-- Begin Data supplied --

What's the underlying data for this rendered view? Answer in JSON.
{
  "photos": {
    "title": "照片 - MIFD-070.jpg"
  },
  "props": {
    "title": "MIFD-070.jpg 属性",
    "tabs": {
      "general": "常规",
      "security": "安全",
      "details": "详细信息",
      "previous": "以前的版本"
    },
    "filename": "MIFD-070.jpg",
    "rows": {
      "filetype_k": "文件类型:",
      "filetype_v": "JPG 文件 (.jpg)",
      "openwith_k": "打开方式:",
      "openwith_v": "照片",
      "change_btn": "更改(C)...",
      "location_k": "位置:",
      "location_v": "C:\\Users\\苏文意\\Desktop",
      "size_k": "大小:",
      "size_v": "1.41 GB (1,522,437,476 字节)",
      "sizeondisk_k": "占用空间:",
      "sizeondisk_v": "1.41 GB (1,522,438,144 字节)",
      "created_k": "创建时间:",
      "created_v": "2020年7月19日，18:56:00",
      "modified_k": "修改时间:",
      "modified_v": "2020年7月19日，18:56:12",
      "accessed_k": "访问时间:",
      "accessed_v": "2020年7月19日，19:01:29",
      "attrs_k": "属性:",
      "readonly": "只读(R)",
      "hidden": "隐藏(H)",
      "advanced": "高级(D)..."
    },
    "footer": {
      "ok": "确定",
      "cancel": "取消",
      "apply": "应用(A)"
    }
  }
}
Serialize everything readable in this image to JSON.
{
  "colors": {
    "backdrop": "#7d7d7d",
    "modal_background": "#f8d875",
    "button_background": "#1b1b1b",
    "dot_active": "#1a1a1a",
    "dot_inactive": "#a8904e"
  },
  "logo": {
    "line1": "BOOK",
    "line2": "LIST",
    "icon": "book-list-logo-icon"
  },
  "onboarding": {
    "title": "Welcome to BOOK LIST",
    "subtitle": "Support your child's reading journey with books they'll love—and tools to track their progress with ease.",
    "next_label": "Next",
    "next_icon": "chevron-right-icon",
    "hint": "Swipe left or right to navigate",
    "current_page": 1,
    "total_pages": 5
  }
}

-- End Data supplied --

- What is asked -
In the lines above, find each one with "right" and list it.

- Result below -
    "next_icon": "chevron-right-icon",
    "hint": "Swipe left or right to navigate",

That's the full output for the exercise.